§ **Given request**
Pick out each line below containing "Logement".

[BEGIN Data for this exercise]

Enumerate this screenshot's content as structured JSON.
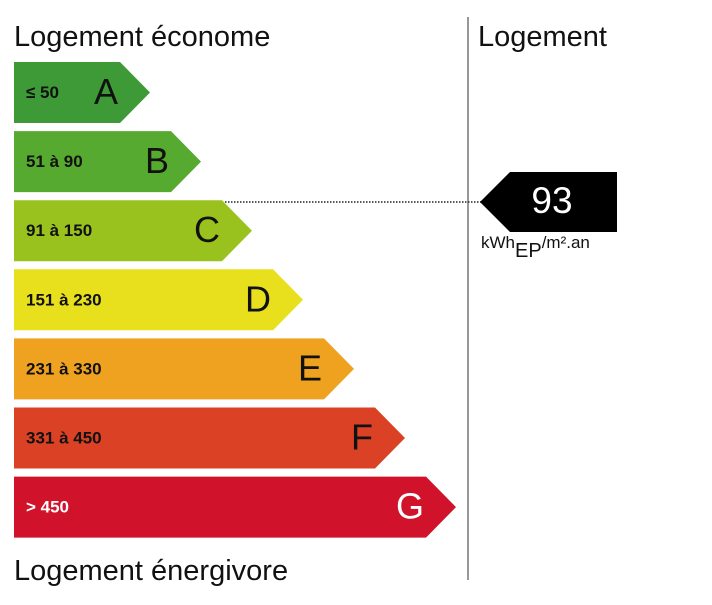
{
  "header": {
    "left": "Logement économe",
    "right": "Logement"
  },
  "bands": [
    {
      "range": "≤ 50",
      "letter": "A",
      "color": "#3d9a36"
    },
    {
      "range": "51 à 90",
      "letter": "B",
      "color": "#56aa2f"
    },
    {
      "range": "91 à 150",
      "letter": "C",
      "color": "#9ac21f"
    },
    {
      "range": "151 à 230",
      "letter": "D",
      "color": "#e8e01d"
    },
    {
      "range": "231 à 330",
      "letter": "E",
      "color": "#efa220"
    },
    {
      "range": "331 à 450",
      "letter": "F",
      "color": "#db4125"
    },
    {
      "range": "> 450",
      "letter": "G",
      "color": "#d0122a"
    }
  ],
  "footer": "Logement énergivore",
  "indicator": {
    "value": 93,
    "unit": "kWh",
    "subscript": "EP",
    "unit_suffix": "/m².an"
  }
}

[END Data for this exercise]

§ **Solution to this problem**
    "left": "Logement économe",
    "right": "Logement"
  "footer": "Logement énergivore",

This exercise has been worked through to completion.